The task:
Write out every entry precisely as given, leaving the pictures out.

Task inputs:
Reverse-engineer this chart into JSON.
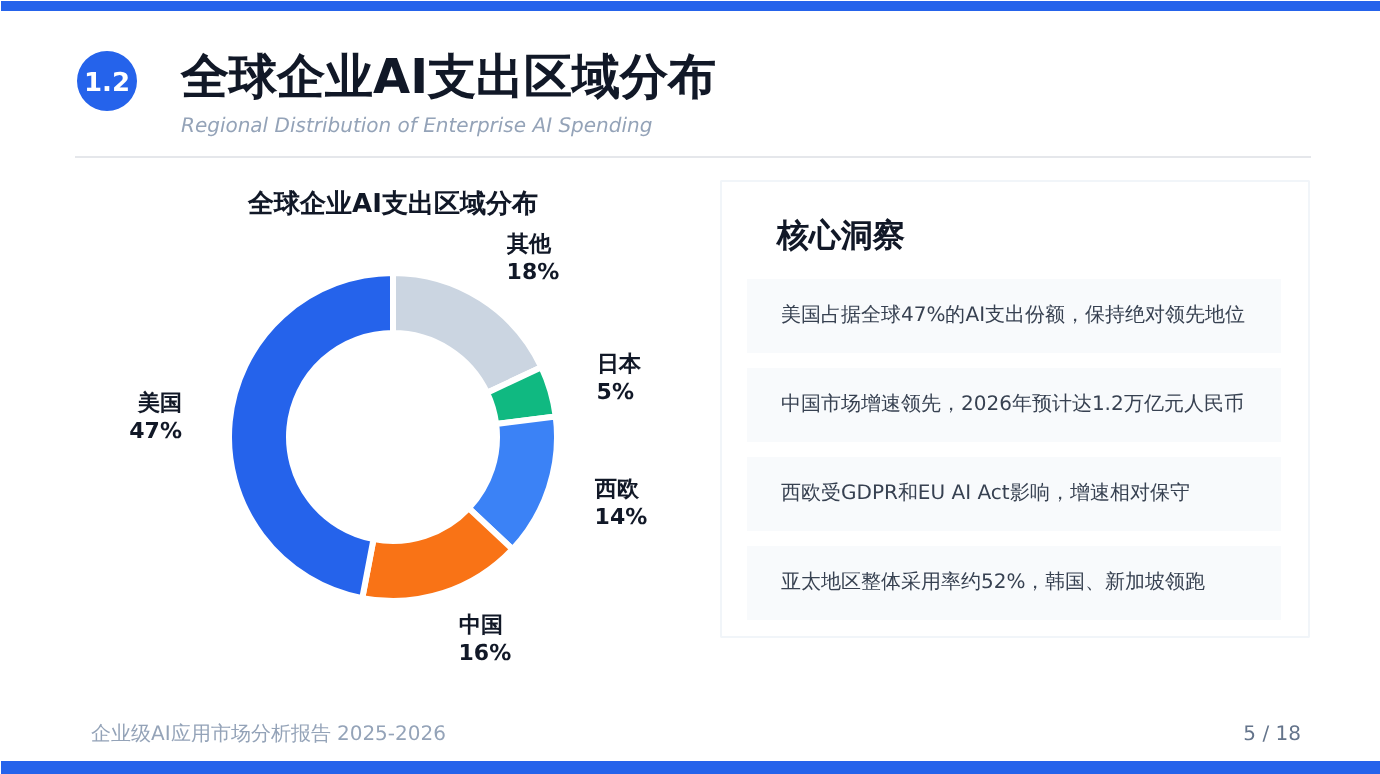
{
  "chart_data": [
    {
      "type": "donut",
      "title": "全球企业AI支出区域分布",
      "categories": [
        "其他",
        "日本",
        "西欧",
        "中国",
        "美国"
      ],
      "values": [
        18,
        5,
        14,
        16,
        47
      ],
      "value_labels": [
        "18%",
        "5%",
        "14%",
        "16%",
        "47%"
      ],
      "colors": [
        "#cbd5e1",
        "#10b981",
        "#3b82f6",
        "#f97316",
        "#2563eb"
      ],
      "data_labels": true,
      "annotations": [
        "1.2",
        "全球企业AI支出区域分布",
        "Regional Distribution of Enterprise AI Spending",
        "企业级AI应用市场分析报告 2025-2026",
        "5 / 18"
      ]
    },
    {
      "type": "other",
      "title": "核心洞察",
      "annotations": [
        "美国占据全球47%的AI支出份额，保持绝对领先地位",
        "中国市场增速领先，2026年预计达1.2万亿元人民币",
        "西欧受GDPR和EU AI Act影响，增速相对保守",
        "亚太地区整体采用率约52%，韩国、新加坡领跑"
      ]
    }
  ]
}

In response:
Reverse-engineer this chart into JSON.
{
  "chart_data": [
    {
      "type": "donut",
      "title": "全球企业AI支出区域分布",
      "categories": [
        "其他",
        "日本",
        "西欧",
        "中国",
        "美国"
      ],
      "values": [
        18,
        5,
        14,
        16,
        47
      ],
      "value_labels": [
        "18%",
        "5%",
        "14%",
        "16%",
        "47%"
      ],
      "colors": [
        "#cbd5e1",
        "#10b981",
        "#3b82f6",
        "#f97316",
        "#2563eb"
      ],
      "data_labels": true,
      "annotations": [
        "1.2",
        "全球企业AI支出区域分布",
        "Regional Distribution of Enterprise AI Spending",
        "企业级AI应用市场分析报告 2025-2026",
        "5 / 18"
      ]
    },
    {
      "type": "other",
      "title": "核心洞察",
      "annotations": [
        "美国占据全球47%的AI支出份额，保持绝对领先地位",
        "中国市场增速领先，2026年预计达1.2万亿元人民币",
        "西欧受GDPR和EU AI Act影响，增速相对保守",
        "亚太地区整体采用率约52%，韩国、新加坡领跑"
      ]
    }
  ]
}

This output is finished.